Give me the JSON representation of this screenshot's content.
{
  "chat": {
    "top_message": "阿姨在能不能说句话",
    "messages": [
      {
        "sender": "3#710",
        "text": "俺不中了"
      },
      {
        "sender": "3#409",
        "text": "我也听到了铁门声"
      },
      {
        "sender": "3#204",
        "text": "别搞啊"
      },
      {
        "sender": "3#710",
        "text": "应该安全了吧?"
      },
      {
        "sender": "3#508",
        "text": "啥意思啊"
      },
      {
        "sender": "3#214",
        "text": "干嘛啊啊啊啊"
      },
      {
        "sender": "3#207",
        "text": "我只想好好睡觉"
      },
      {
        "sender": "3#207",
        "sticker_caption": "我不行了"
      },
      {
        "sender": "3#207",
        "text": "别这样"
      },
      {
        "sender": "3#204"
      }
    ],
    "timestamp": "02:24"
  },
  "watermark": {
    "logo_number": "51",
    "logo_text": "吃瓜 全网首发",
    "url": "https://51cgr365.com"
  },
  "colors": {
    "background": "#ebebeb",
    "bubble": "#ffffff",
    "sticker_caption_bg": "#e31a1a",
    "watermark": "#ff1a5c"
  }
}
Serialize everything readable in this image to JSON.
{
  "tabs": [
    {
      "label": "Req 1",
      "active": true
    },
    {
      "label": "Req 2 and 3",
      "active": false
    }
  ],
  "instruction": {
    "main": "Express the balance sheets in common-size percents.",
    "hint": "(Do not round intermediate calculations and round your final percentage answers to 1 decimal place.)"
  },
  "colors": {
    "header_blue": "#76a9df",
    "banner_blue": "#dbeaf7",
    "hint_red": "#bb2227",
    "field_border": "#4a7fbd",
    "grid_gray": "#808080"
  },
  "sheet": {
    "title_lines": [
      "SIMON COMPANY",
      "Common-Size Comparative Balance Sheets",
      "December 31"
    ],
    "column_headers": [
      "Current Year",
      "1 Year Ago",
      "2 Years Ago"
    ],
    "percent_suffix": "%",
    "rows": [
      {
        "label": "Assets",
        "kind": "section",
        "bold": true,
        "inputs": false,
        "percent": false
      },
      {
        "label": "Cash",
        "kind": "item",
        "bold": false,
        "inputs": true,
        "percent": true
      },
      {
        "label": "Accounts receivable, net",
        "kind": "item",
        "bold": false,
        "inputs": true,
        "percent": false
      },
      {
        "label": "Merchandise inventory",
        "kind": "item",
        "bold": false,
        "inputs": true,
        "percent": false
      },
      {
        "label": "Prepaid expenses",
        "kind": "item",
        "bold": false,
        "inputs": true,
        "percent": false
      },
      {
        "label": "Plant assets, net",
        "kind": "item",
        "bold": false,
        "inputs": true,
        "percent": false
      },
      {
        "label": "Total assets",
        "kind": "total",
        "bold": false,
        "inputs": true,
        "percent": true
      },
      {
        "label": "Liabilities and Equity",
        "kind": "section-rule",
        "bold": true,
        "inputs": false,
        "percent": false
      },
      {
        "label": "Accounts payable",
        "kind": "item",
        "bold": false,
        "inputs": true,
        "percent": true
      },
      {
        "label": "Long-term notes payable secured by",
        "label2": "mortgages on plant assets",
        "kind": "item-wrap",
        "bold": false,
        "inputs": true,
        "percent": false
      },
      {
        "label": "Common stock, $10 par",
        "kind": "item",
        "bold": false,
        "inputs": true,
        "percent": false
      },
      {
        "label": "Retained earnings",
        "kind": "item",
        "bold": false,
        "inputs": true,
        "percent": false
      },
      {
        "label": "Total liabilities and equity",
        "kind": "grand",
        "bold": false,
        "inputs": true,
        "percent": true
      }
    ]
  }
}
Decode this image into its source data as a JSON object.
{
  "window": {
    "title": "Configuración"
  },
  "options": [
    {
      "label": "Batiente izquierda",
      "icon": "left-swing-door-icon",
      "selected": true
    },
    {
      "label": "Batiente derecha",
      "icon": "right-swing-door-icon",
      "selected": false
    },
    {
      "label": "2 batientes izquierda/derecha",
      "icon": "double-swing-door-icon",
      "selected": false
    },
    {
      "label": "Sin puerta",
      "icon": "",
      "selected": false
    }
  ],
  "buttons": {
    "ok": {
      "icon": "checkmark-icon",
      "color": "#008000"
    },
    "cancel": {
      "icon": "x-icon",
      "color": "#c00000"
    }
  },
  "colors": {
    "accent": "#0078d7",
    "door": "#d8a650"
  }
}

(AIM): Give exactly the lines from the one with "Decode this image" to the end of the entries, nothing before them.

(RESPONSE TO THIS EXERCISE):
Decode this image into its source data as a JSON object.
{
  "window": {
    "title": "Configuración"
  },
  "options": [
    {
      "label": "Batiente izquierda",
      "icon": "left-swing-door-icon",
      "selected": true
    },
    {
      "label": "Batiente derecha",
      "icon": "right-swing-door-icon",
      "selected": false
    },
    {
      "label": "2 batientes izquierda/derecha",
      "icon": "double-swing-door-icon",
      "selected": false
    },
    {
      "label": "Sin puerta",
      "icon": "",
      "selected": false
    }
  ],
  "buttons": {
    "ok": {
      "icon": "checkmark-icon",
      "color": "#008000"
    },
    "cancel": {
      "icon": "x-icon",
      "color": "#c00000"
    }
  },
  "colors": {
    "accent": "#0078d7",
    "door": "#d8a650"
  }
}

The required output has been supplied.